■ Dataset rows about figures:
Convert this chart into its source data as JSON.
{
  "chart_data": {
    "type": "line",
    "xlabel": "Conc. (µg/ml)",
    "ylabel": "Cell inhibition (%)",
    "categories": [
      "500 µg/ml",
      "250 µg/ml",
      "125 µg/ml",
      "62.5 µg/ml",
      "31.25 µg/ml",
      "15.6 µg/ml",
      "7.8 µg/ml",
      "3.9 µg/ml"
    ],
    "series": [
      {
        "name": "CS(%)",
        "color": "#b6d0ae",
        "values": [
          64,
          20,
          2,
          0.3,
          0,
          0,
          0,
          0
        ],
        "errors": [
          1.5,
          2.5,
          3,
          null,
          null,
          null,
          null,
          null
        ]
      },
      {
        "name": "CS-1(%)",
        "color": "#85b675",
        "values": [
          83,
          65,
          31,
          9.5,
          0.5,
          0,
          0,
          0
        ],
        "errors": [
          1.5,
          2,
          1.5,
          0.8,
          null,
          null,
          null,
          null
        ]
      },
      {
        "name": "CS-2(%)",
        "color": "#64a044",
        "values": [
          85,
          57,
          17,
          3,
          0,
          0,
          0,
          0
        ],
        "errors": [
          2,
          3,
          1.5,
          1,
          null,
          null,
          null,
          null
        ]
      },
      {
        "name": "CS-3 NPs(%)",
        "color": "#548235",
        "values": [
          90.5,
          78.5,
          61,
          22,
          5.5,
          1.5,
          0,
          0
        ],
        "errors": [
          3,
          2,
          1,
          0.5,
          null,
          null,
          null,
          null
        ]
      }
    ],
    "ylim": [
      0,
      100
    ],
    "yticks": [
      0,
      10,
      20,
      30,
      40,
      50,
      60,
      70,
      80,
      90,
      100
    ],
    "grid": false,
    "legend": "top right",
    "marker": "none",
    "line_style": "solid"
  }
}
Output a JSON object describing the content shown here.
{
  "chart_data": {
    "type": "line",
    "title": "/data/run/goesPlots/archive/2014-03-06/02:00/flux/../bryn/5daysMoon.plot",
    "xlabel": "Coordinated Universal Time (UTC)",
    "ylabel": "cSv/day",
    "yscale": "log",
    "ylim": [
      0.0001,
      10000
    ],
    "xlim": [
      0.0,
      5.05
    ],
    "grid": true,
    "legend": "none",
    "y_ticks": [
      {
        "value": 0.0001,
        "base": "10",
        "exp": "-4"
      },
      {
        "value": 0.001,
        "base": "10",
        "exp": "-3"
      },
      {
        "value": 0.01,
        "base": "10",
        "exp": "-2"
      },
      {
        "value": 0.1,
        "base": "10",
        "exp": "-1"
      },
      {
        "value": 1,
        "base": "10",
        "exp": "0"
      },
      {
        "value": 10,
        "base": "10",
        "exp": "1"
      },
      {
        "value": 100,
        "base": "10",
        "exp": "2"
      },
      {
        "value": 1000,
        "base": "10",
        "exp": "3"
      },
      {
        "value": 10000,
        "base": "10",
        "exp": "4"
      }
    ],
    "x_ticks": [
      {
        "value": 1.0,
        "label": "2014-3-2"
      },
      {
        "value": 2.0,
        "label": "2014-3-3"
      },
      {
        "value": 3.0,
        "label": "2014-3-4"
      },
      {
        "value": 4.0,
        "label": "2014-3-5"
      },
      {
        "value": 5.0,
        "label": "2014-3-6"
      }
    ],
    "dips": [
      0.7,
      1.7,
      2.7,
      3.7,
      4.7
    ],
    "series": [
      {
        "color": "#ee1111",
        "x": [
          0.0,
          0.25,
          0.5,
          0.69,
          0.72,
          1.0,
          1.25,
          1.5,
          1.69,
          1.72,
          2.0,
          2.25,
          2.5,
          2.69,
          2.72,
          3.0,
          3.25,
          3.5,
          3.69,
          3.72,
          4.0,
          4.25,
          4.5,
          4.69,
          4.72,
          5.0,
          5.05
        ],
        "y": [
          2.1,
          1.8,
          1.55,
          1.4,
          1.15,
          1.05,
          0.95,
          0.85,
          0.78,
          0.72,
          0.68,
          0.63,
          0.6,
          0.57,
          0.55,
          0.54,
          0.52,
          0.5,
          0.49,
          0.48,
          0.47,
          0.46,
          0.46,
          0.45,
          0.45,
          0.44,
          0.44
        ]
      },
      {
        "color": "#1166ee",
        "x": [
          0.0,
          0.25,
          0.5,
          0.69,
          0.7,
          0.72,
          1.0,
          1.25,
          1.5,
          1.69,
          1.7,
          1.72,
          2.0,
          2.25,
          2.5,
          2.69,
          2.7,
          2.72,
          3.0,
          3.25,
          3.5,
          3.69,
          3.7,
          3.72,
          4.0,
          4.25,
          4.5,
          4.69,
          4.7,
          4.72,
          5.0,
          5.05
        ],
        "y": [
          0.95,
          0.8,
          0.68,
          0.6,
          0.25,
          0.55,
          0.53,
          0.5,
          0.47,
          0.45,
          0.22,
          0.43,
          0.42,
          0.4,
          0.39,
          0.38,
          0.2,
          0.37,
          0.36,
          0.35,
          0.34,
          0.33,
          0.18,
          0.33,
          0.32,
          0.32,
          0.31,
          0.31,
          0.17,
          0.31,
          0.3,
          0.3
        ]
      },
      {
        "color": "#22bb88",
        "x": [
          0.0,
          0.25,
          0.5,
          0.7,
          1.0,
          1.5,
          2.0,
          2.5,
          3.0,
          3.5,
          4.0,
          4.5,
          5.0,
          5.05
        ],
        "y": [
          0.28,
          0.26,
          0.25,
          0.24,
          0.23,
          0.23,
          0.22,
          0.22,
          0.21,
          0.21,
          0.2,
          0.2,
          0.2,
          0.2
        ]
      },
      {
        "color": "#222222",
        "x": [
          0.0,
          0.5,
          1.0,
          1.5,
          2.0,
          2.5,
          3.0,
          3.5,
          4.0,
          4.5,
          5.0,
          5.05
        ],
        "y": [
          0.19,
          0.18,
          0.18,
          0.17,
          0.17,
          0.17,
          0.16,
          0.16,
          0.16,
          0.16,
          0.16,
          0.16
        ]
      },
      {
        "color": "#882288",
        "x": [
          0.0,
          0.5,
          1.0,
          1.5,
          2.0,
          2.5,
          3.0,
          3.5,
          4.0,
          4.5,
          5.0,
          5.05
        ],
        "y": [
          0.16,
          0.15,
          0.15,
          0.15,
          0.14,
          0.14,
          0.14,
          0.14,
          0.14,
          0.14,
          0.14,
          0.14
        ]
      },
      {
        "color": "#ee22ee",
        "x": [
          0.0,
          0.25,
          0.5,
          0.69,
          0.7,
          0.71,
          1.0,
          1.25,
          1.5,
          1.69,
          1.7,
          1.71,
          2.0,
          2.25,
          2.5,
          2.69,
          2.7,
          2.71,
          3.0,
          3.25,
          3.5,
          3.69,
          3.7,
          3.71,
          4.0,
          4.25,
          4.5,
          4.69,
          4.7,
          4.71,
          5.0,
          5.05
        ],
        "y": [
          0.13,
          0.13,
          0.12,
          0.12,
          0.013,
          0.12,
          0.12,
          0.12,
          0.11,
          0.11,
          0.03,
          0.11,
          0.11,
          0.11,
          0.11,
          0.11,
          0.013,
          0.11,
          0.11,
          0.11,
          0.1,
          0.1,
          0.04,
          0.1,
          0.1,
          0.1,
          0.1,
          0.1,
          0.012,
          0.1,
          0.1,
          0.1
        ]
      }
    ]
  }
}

■ PROBLEM: Note how many lines in the material hold the word "xlabel", and give that number with nothing added.

■ TASK RESPONSE: 2